GIVEN TASK: From the entries below, copy out every line with "code" in it.

GIVEN INFORMATION:

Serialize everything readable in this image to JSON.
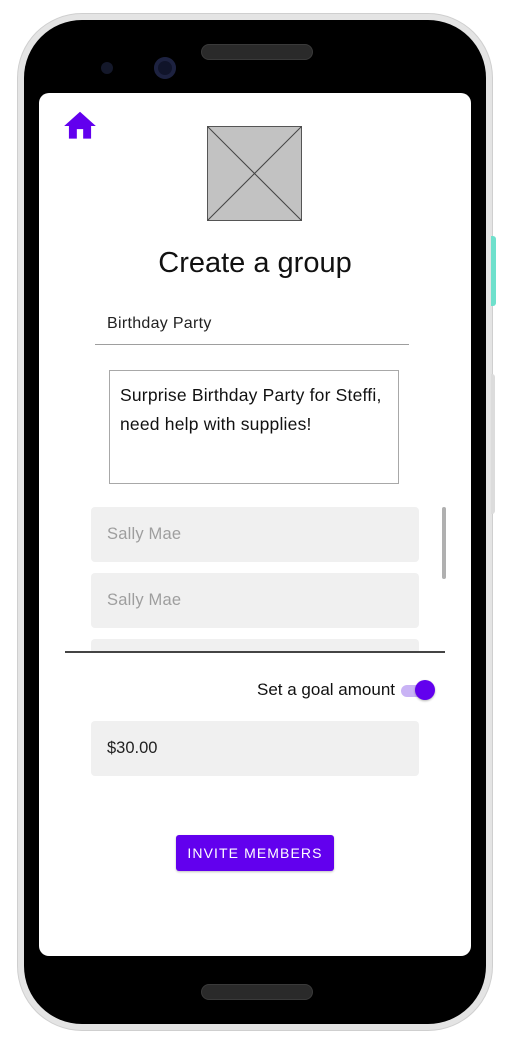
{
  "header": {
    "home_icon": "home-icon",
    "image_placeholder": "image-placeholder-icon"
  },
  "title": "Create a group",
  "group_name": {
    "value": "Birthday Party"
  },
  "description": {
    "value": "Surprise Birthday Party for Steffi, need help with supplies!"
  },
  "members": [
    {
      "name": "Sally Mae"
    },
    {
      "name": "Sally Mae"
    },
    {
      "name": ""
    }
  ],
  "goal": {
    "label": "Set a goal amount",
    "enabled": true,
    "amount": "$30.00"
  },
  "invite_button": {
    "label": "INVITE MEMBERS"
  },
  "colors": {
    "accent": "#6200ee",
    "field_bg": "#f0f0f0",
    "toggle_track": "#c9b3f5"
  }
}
--
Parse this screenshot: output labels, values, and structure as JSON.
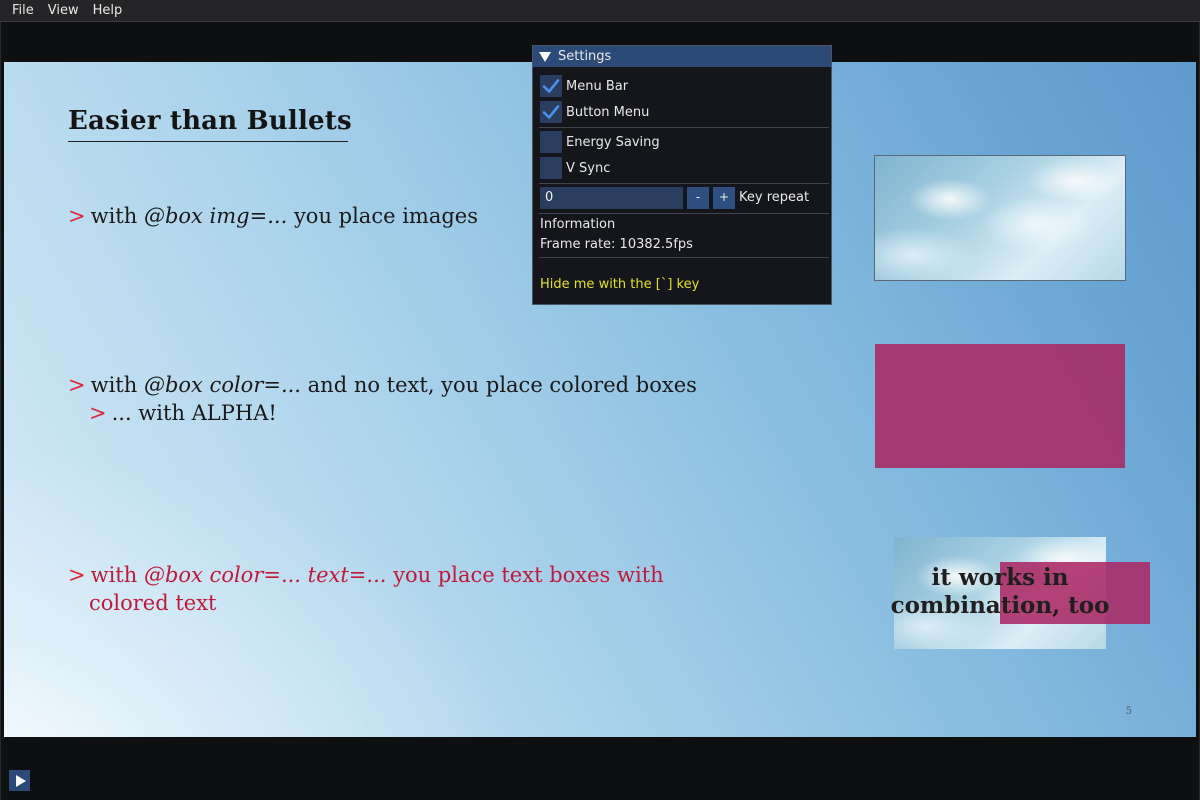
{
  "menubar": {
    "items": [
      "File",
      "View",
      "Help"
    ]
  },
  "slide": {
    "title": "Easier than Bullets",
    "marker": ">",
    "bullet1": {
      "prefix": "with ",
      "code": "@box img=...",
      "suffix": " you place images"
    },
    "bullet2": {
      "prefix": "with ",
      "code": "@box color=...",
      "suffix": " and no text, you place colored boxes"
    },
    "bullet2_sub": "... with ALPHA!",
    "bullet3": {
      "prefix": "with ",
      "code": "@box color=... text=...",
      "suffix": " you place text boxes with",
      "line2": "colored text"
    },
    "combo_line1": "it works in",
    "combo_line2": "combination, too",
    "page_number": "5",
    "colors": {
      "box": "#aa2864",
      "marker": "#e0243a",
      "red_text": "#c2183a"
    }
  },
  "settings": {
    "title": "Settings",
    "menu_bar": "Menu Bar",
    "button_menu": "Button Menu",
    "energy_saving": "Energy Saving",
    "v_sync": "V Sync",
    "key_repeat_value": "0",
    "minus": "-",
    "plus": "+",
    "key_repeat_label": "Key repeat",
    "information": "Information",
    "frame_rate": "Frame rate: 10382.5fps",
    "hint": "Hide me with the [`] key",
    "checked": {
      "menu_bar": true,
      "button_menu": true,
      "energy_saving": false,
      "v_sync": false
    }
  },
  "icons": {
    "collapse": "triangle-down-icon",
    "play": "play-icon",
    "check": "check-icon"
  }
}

RESULT FOR THIS EXERCISE:
      "code": "@box img=...",
      "code": "@box color=...",
      "code": "@box color=... text=...",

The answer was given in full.